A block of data
....

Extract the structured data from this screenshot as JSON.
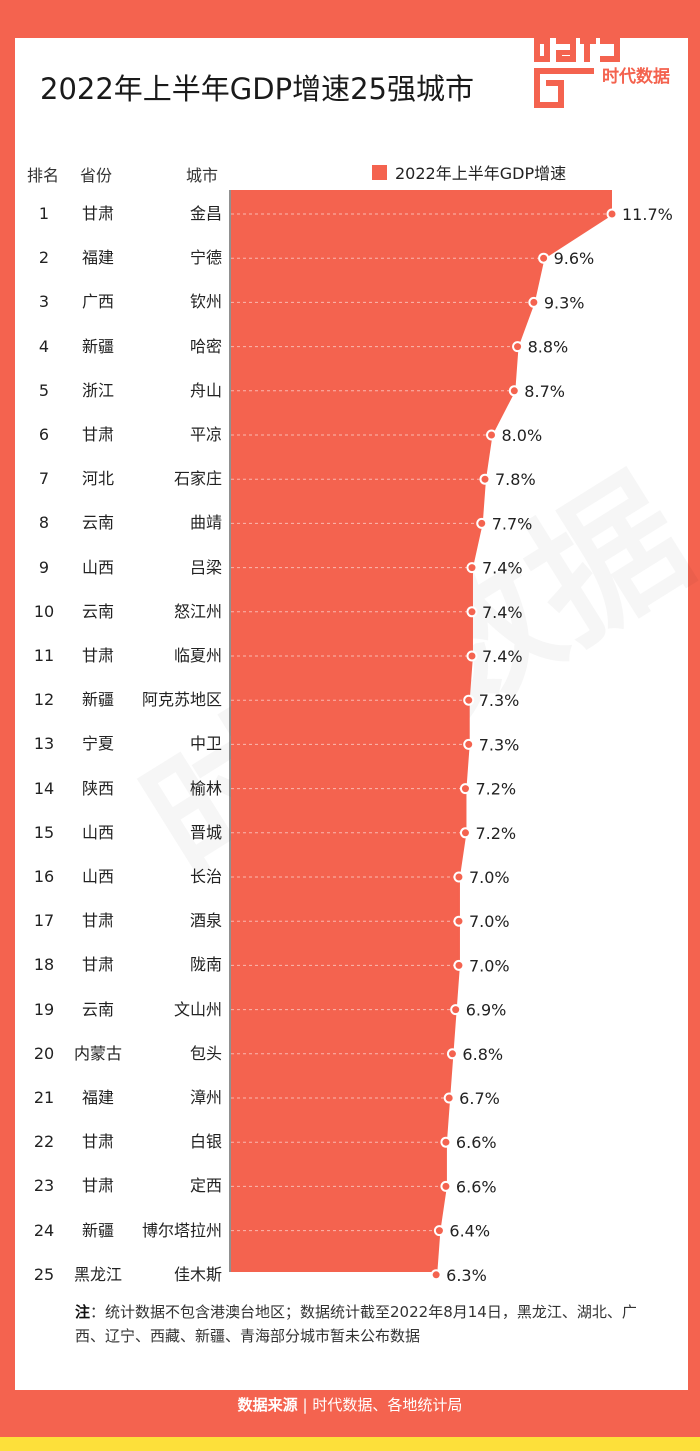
{
  "title": "2022年上半年GDP增速25强城市",
  "brand": {
    "logo_word": "data",
    "name": "时代数据"
  },
  "headers": {
    "rank": "排名",
    "province": "省份",
    "city": "城市"
  },
  "legend_label": "2022年上半年GDP增速",
  "colors": {
    "accent": "#f4634f",
    "bottom_stripe": "#fde03a"
  },
  "chart_data": {
    "type": "area",
    "orientation": "horizontal",
    "series": [
      {
        "name": "2022年上半年GDP增速",
        "values": [
          11.7,
          9.6,
          9.3,
          8.8,
          8.7,
          8.0,
          7.8,
          7.7,
          7.4,
          7.4,
          7.4,
          7.3,
          7.3,
          7.2,
          7.2,
          7.0,
          7.0,
          7.0,
          6.9,
          6.8,
          6.7,
          6.6,
          6.6,
          6.4,
          6.3
        ]
      }
    ],
    "value_labels": [
      "11.7%",
      "9.6%",
      "9.3%",
      "8.8%",
      "8.7%",
      "8.0%",
      "7.8%",
      "7.7%",
      "7.4%",
      "7.4%",
      "7.4%",
      "7.3%",
      "7.3%",
      "7.2%",
      "7.2%",
      "7.0%",
      "7.0%",
      "7.0%",
      "6.9%",
      "6.8%",
      "6.7%",
      "6.6%",
      "6.6%",
      "6.4%",
      "6.3%"
    ],
    "xlim": [
      0,
      11.7
    ],
    "grid": true,
    "legend_position": "top"
  },
  "rows": [
    {
      "rank": "1",
      "province": "甘肃",
      "city": "金昌"
    },
    {
      "rank": "2",
      "province": "福建",
      "city": "宁德"
    },
    {
      "rank": "3",
      "province": "广西",
      "city": "钦州"
    },
    {
      "rank": "4",
      "province": "新疆",
      "city": "哈密"
    },
    {
      "rank": "5",
      "province": "浙江",
      "city": "舟山"
    },
    {
      "rank": "6",
      "province": "甘肃",
      "city": "平凉"
    },
    {
      "rank": "7",
      "province": "河北",
      "city": "石家庄"
    },
    {
      "rank": "8",
      "province": "云南",
      "city": "曲靖"
    },
    {
      "rank": "9",
      "province": "山西",
      "city": "吕梁"
    },
    {
      "rank": "10",
      "province": "云南",
      "city": "怒江州"
    },
    {
      "rank": "11",
      "province": "甘肃",
      "city": "临夏州"
    },
    {
      "rank": "12",
      "province": "新疆",
      "city": "阿克苏地区"
    },
    {
      "rank": "13",
      "province": "宁夏",
      "city": "中卫"
    },
    {
      "rank": "14",
      "province": "陕西",
      "city": "榆林"
    },
    {
      "rank": "15",
      "province": "山西",
      "city": "晋城"
    },
    {
      "rank": "16",
      "province": "山西",
      "city": "长治"
    },
    {
      "rank": "17",
      "province": "甘肃",
      "city": "酒泉"
    },
    {
      "rank": "18",
      "province": "甘肃",
      "city": "陇南"
    },
    {
      "rank": "19",
      "province": "云南",
      "city": "文山州"
    },
    {
      "rank": "20",
      "province": "内蒙古",
      "city": "包头"
    },
    {
      "rank": "21",
      "province": "福建",
      "city": "漳州"
    },
    {
      "rank": "22",
      "province": "甘肃",
      "city": "白银"
    },
    {
      "rank": "23",
      "province": "甘肃",
      "city": "定西"
    },
    {
      "rank": "24",
      "province": "新疆",
      "city": "博尔塔拉州"
    },
    {
      "rank": "25",
      "province": "黑龙江",
      "city": "佳木斯"
    }
  ],
  "note": {
    "label": "注",
    "text": "：统计数据不包含港澳台地区；数据统计截至2022年8月14日，黑龙江、湖北、广西、辽宁、西藏、新疆、青海部分城市暂未公布数据"
  },
  "source": {
    "label": "数据来源",
    "separator": "|",
    "text": "时代数据、各地统计局"
  }
}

....

_STATED EXERCISE_. Print the records word for word and exclude any picture they hold.

_TASK SOLUTION_.
Extract the structured data from this screenshot as JSON.
{
  "title": "2022年上半年GDP增速25强城市",
  "brand": {
    "logo_word": "data",
    "name": "时代数据"
  },
  "headers": {
    "rank": "排名",
    "province": "省份",
    "city": "城市"
  },
  "legend_label": "2022年上半年GDP增速",
  "colors": {
    "accent": "#f4634f",
    "bottom_stripe": "#fde03a"
  },
  "chart_data": {
    "type": "area",
    "orientation": "horizontal",
    "series": [
      {
        "name": "2022年上半年GDP增速",
        "values": [
          11.7,
          9.6,
          9.3,
          8.8,
          8.7,
          8.0,
          7.8,
          7.7,
          7.4,
          7.4,
          7.4,
          7.3,
          7.3,
          7.2,
          7.2,
          7.0,
          7.0,
          7.0,
          6.9,
          6.8,
          6.7,
          6.6,
          6.6,
          6.4,
          6.3
        ]
      }
    ],
    "value_labels": [
      "11.7%",
      "9.6%",
      "9.3%",
      "8.8%",
      "8.7%",
      "8.0%",
      "7.8%",
      "7.7%",
      "7.4%",
      "7.4%",
      "7.4%",
      "7.3%",
      "7.3%",
      "7.2%",
      "7.2%",
      "7.0%",
      "7.0%",
      "7.0%",
      "6.9%",
      "6.8%",
      "6.7%",
      "6.6%",
      "6.6%",
      "6.4%",
      "6.3%"
    ],
    "xlim": [
      0,
      11.7
    ],
    "grid": true,
    "legend_position": "top"
  },
  "rows": [
    {
      "rank": "1",
      "province": "甘肃",
      "city": "金昌"
    },
    {
      "rank": "2",
      "province": "福建",
      "city": "宁德"
    },
    {
      "rank": "3",
      "province": "广西",
      "city": "钦州"
    },
    {
      "rank": "4",
      "province": "新疆",
      "city": "哈密"
    },
    {
      "rank": "5",
      "province": "浙江",
      "city": "舟山"
    },
    {
      "rank": "6",
      "province": "甘肃",
      "city": "平凉"
    },
    {
      "rank": "7",
      "province": "河北",
      "city": "石家庄"
    },
    {
      "rank": "8",
      "province": "云南",
      "city": "曲靖"
    },
    {
      "rank": "9",
      "province": "山西",
      "city": "吕梁"
    },
    {
      "rank": "10",
      "province": "云南",
      "city": "怒江州"
    },
    {
      "rank": "11",
      "province": "甘肃",
      "city": "临夏州"
    },
    {
      "rank": "12",
      "province": "新疆",
      "city": "阿克苏地区"
    },
    {
      "rank": "13",
      "province": "宁夏",
      "city": "中卫"
    },
    {
      "rank": "14",
      "province": "陕西",
      "city": "榆林"
    },
    {
      "rank": "15",
      "province": "山西",
      "city": "晋城"
    },
    {
      "rank": "16",
      "province": "山西",
      "city": "长治"
    },
    {
      "rank": "17",
      "province": "甘肃",
      "city": "酒泉"
    },
    {
      "rank": "18",
      "province": "甘肃",
      "city": "陇南"
    },
    {
      "rank": "19",
      "province": "云南",
      "city": "文山州"
    },
    {
      "rank": "20",
      "province": "内蒙古",
      "city": "包头"
    },
    {
      "rank": "21",
      "province": "福建",
      "city": "漳州"
    },
    {
      "rank": "22",
      "province": "甘肃",
      "city": "白银"
    },
    {
      "rank": "23",
      "province": "甘肃",
      "city": "定西"
    },
    {
      "rank": "24",
      "province": "新疆",
      "city": "博尔塔拉州"
    },
    {
      "rank": "25",
      "province": "黑龙江",
      "city": "佳木斯"
    }
  ],
  "note": {
    "label": "注",
    "text": "：统计数据不包含港澳台地区；数据统计截至2022年8月14日，黑龙江、湖北、广西、辽宁、西藏、新疆、青海部分城市暂未公布数据"
  },
  "source": {
    "label": "数据来源",
    "separator": "|",
    "text": "时代数据、各地统计局"
  }
}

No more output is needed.